[Labeled box records]
————

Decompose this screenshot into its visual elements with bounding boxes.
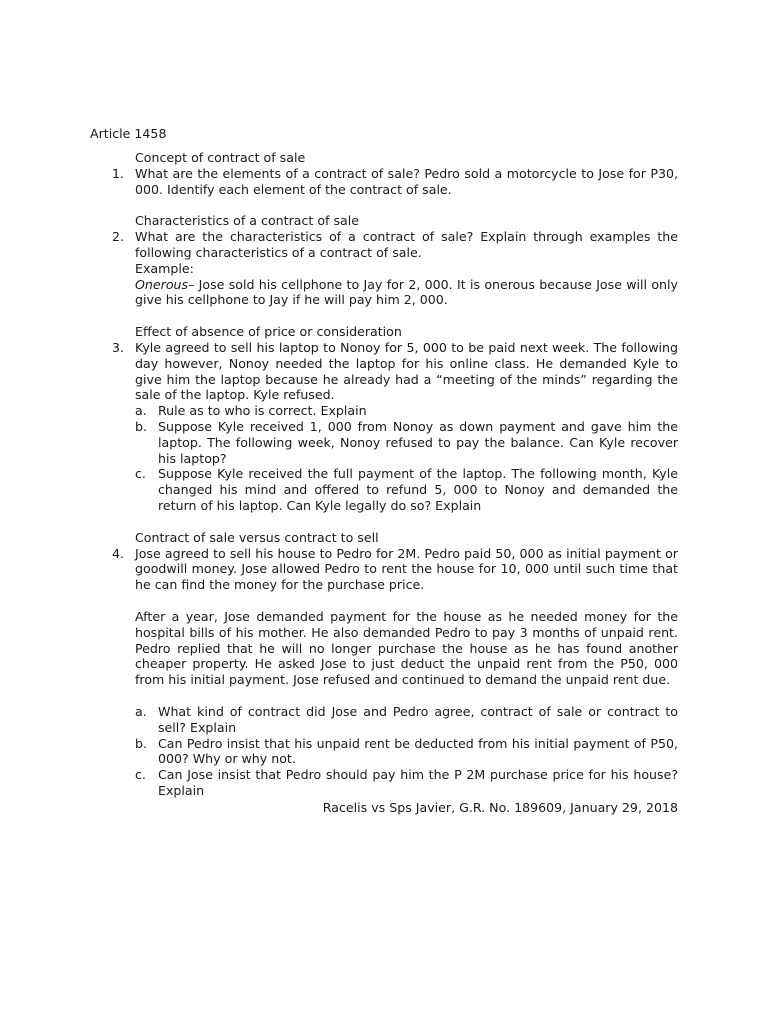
case-citation: Racelis vs Sps Javier, G.R. No. 189609, January 29, 2018 bbox=[322, 799, 678, 815]
question-number: 1. bbox=[112, 165, 125, 181]
section-heading: Effect of absence of price or consideration bbox=[135, 324, 402, 340]
question-number: 2. bbox=[112, 229, 125, 245]
question-text: What are the characteristics of a contract of sale? Explain through examples the following characteristics of a contract of sale. bbox=[135, 229, 678, 260]
example-paragraph bbox=[135, 277, 678, 309]
sub-question-list bbox=[135, 704, 678, 799]
sub-question-text: Suppose Kyle received the full payment of the laptop. The following month, Kyle changed his mind and offered to refund 5, 000 to Nonoy and demanded the return of his laptop. Can Kyle legally do so? Explain bbox=[158, 466, 678, 513]
sub-question-text: Can Pedro insist that his unpaid rent be deducted from his initial payment of P50, 000? Why or why not. bbox=[158, 735, 678, 767]
question-item bbox=[112, 229, 678, 308]
sub-question-letter: a. bbox=[135, 703, 147, 719]
sub-question-letter: a. bbox=[135, 403, 147, 419]
question-item bbox=[112, 340, 678, 403]
sub-question bbox=[135, 419, 678, 466]
sub-question bbox=[135, 767, 678, 799]
sub-question-text: Can Jose insist that Pedro should pay him the P 2M purchase price for his house? Explain bbox=[158, 767, 678, 798]
section-heading: Contract of sale versus contract to sell bbox=[135, 529, 379, 545]
sub-question bbox=[135, 466, 678, 513]
sub-question bbox=[135, 704, 678, 736]
question-number: 4. bbox=[112, 545, 125, 561]
sub-question-letter: b. bbox=[135, 735, 147, 751]
sub-question-text: Suppose Kyle received 1, 000 from Nonoy as down payment and gave him the laptop. The following week, Nonoy refused to pay the balance. Can Kyle recover his laptop? bbox=[158, 418, 678, 466]
section-heading: Concept of contract of sale bbox=[135, 150, 306, 165]
question-text: Kyle agreed to sell his laptop to Nonoy for 5, 000 to be paid next week. The following day however, Nonoy needed the laptop for his online class. He demanded Kyle to give him the laptop because he already had a “meeting of the minds” regarding the sale of the laptop. Kyle refused. bbox=[135, 339, 678, 403]
question-number: 3. bbox=[112, 339, 125, 355]
article-title: Article 1458 bbox=[90, 126, 167, 141]
sub-question bbox=[135, 736, 678, 768]
example-text: – Jose sold his cellphone to Jay for 2, 000. It is onerous because Jose will only give his cellphone to Jay if he will pay him 2, 000. bbox=[135, 276, 678, 308]
question-item bbox=[112, 546, 678, 593]
sub-question-text: Rule as to who is correct. Explain bbox=[158, 403, 367, 419]
question-item bbox=[112, 166, 678, 198]
sub-question-letter: c. bbox=[135, 767, 146, 783]
sub-question-letter: c. bbox=[135, 466, 146, 482]
example-term: Onerous bbox=[135, 276, 189, 292]
document-body bbox=[112, 150, 678, 815]
sub-question-text: What kind of contract did Jose and Pedro agree, contract of sale or contract to sell? Explain bbox=[158, 703, 678, 735]
sub-question-letter: b. bbox=[135, 418, 147, 434]
example-label: Example: bbox=[135, 260, 194, 276]
sub-question bbox=[135, 403, 678, 419]
question-text: What are the elements of a contract of sale? Pedro sold a motorcycle to Jose for P30, 000. Identify each element of the contract of sale. bbox=[135, 165, 678, 197]
section-heading: Characteristics of a contract of sale bbox=[135, 213, 360, 229]
question-text: Jose agreed to sell his house to Pedro for 2M. Pedro paid 50, 000 as initial payment or goodwill money. Jose allowed Pedro to rent the house for 10, 000 until such time that he can find the money for the purchase price. bbox=[135, 545, 678, 593]
scenario-paragraph: After a year, Jose demanded payment for the house as he needed money for the hospital bills of his mother. He also demanded Pedro to pay 3 months of unpaid rent. Pedro replied that he will no longer purchase the house as he has found another cheaper property. He asked Jose to just deduct the unpaid rent from the P50, 000 from his initial payment. Jose refused and continued to demand the unpaid rent due. bbox=[135, 608, 678, 688]
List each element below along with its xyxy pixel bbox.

————

■ WHAT THE EXERCISE ASKS: Render the material above as a JSON list of strings with one string per line, skipping blank lines and leaving the pictures out.

■ SOLUTION TO THE EXERCISE:
[
  "Decompose this screenshot into its visual elements with bounding boxes.",
  "case-citation: Racelis vs Sps Javier, G.R. No. 189609, January 29, 2018 bbox=[322, 799, 678, 815]",
  "question-number: 1. bbox=[112, 165, 125, 181]",
  "section-heading: Effect of absence of price or consideration bbox=[135, 324, 402, 340]",
  "question-number: 2. bbox=[112, 229, 125, 245]",
  "question-text: What are the characteristics of a contract of sale? Explain through examples the following characteristics of a contract of sale. bbox=[135, 229, 678, 260]",
  "example-paragraph bbox=[135, 277, 678, 309]",
  "sub-question-list bbox=[135, 704, 678, 799]",
  "sub-question-text: Suppose Kyle received the full payment of the laptop. The following month, Kyle changed his mind and offered to refund 5, 000 to Nonoy and demanded the return of his laptop. Can Kyle legally do so? Explain bbox=[158, 466, 678, 513]",
  "sub-question-text: Can Pedro insist that his unpaid rent be deducted from his initial payment of P50, 000? Why or why not. bbox=[158, 735, 678, 767]",
  "question-item bbox=[112, 229, 678, 308]",
  "sub-question-letter: a. bbox=[135, 703, 147, 719]",
  "sub-question-letter: a. bbox=[135, 403, 147, 419]",
  "question-item bbox=[112, 340, 678, 403]",
  "sub-question bbox=[135, 419, 678, 466]",
  "sub-question bbox=[135, 767, 678, 799]",
  "sub-question-text: Can Jose insist that Pedro should pay him the P 2M purchase price for his house? Explain bbox=[158, 767, 678, 798]",
  "section-heading: Contract of sale versus contract to sell bbox=[135, 529, 379, 545]",
  "sub-question bbox=[135, 466, 678, 513]",
  "sub-question bbox=[135, 704, 678, 736]",
  "question-number: 4. bbox=[112, 545, 125, 561]",
  "sub-question-letter: b. bbox=[135, 735, 147, 751]",
  "sub-question-text: Suppose Kyle received 1, 000 from Nonoy as down payment and gave him the laptop. The following week, Nonoy refused to pay the balance. Can Kyle recover his laptop? bbox=[158, 418, 678, 466]",
  "section-heading: Concept of contract of sale bbox=[135, 150, 306, 165]",
  "question-text: Kyle agreed to sell his laptop to Nonoy for 5, 000 to be paid next week. The following day however, Nonoy needed the laptop for his online class. He demanded Kyle to give him the laptop because he already had a “meeting of the minds” regarding the sale of the laptop. Kyle refused. bbox=[135, 339, 678, 403]",
  "question-number: 3. bbox=[112, 339, 125, 355]",
  "article-title: Article 1458 bbox=[90, 126, 167, 141]",
  "sub-question bbox=[135, 736, 678, 768]",
  "example-text: – Jose sold his cellphone to Jay for 2, 000. It is onerous because Jose will only give his cellphone to Jay if he will pay him 2, 000. bbox=[135, 276, 678, 308]",
  "question-item bbox=[112, 546, 678, 593]",
  "sub-question-text: Rule as to who is correct. Explain bbox=[158, 403, 367, 419]",
  "question-item bbox=[112, 166, 678, 198]",
  "sub-question-letter: c. bbox=[135, 767, 146, 783]",
  "sub-question-letter: c. bbox=[135, 466, 146, 482]",
  "example-term: Onerous bbox=[135, 276, 189, 292]",
  "document-body bbox=[112, 150, 678, 815]",
  "sub-question-text: What kind of contract did Jose and Pedro agree, contract of sale or contract to sell? Explain bbox=[158, 703, 678, 735]",
  "sub-question-letter: b. bbox=[135, 418, 147, 434]",
  "example-label: Example: bbox=[135, 260, 194, 276]",
  "sub-question bbox=[135, 403, 678, 419]",
  "question-text: What are the elements of a contract of sale? Pedro sold a motorcycle to Jose for P30, 000. Identify each element of the contract of sale. bbox=[135, 165, 678, 197]",
  "section-heading: Characteristics of a contract of sale bbox=[135, 213, 360, 229]",
  "question-text: Jose agreed to sell his house to Pedro for 2M. Pedro paid 50, 000 as initial payment or goodwill money. Jose allowed Pedro to rent the house for 10, 000 until such time that he can find the money for the purchase price. bbox=[135, 545, 678, 593]",
  "scenario-paragraph: After a year, Jose demanded payment for the house as he needed money for the hospital bills of his mother. He also demanded Pedro to pay 3 months of unpaid rent. Pedro replied that he will no longer purchase the house as he has found another cheaper property. He asked Jose to just deduct the unpaid rent from the P50, 000 from his initial payment. Jose refused and continued to demand the unpaid rent due. bbox=[135, 608, 678, 688]",
  "List each element below along with its xyxy pixel bbox."
]